#### [AIM]
Tally the lines that hold the string "Data", and reply with the count alone.

-------------------------

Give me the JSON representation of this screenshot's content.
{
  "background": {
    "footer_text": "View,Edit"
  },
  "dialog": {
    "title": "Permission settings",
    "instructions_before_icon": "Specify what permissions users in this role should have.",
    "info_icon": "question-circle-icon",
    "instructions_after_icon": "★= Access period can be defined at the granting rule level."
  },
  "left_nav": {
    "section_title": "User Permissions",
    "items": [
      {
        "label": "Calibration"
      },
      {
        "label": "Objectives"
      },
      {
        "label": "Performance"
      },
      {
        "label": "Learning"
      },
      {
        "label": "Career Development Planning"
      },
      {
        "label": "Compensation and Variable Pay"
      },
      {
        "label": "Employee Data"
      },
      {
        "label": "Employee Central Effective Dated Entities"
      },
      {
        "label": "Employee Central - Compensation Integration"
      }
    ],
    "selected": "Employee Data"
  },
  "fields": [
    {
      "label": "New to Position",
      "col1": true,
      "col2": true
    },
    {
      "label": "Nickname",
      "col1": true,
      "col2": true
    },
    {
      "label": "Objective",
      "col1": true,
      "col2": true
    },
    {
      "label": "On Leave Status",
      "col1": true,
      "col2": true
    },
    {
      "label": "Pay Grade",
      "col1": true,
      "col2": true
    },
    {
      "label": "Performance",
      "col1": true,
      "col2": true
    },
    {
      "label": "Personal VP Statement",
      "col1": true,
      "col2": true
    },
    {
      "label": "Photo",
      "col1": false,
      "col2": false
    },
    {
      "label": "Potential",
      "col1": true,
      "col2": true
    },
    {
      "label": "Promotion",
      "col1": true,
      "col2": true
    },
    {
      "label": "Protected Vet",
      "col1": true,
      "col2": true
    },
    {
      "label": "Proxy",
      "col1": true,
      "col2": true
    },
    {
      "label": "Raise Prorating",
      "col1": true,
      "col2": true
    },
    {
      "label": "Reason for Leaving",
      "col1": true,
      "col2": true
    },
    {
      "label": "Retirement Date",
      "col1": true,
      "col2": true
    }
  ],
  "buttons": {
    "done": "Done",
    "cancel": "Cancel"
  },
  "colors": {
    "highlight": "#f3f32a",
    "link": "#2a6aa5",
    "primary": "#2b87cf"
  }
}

-------------------------

#### [SOLUTION TO THE EXERCISE]
2